SUPPLIED MATERIAL:

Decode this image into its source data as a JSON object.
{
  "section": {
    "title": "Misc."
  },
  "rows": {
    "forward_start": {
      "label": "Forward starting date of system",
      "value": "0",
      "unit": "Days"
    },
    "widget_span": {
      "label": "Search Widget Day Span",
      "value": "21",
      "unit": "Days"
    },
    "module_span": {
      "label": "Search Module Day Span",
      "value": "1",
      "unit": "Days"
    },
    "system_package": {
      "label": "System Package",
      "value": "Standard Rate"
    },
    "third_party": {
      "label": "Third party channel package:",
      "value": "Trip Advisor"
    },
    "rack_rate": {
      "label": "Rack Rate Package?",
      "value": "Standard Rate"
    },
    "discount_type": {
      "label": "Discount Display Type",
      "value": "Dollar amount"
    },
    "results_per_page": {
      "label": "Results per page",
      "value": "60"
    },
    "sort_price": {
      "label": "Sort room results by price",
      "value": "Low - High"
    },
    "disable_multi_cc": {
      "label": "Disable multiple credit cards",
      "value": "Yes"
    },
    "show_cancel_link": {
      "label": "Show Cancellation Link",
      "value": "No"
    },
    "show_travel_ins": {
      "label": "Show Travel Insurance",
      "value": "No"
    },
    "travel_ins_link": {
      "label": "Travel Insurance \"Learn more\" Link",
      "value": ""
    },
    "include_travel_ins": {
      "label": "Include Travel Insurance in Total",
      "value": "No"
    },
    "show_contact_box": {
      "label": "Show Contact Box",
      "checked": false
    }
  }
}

SHORT TASK:
Look through the entries above for the word "Insurance". Copy every line where it shows up.

EXERCISE RESPONSE:
      "label": "Show Travel Insurance",
      "label": "Travel Insurance \"Learn more\" Link",
      "label": "Include Travel Insurance in Total",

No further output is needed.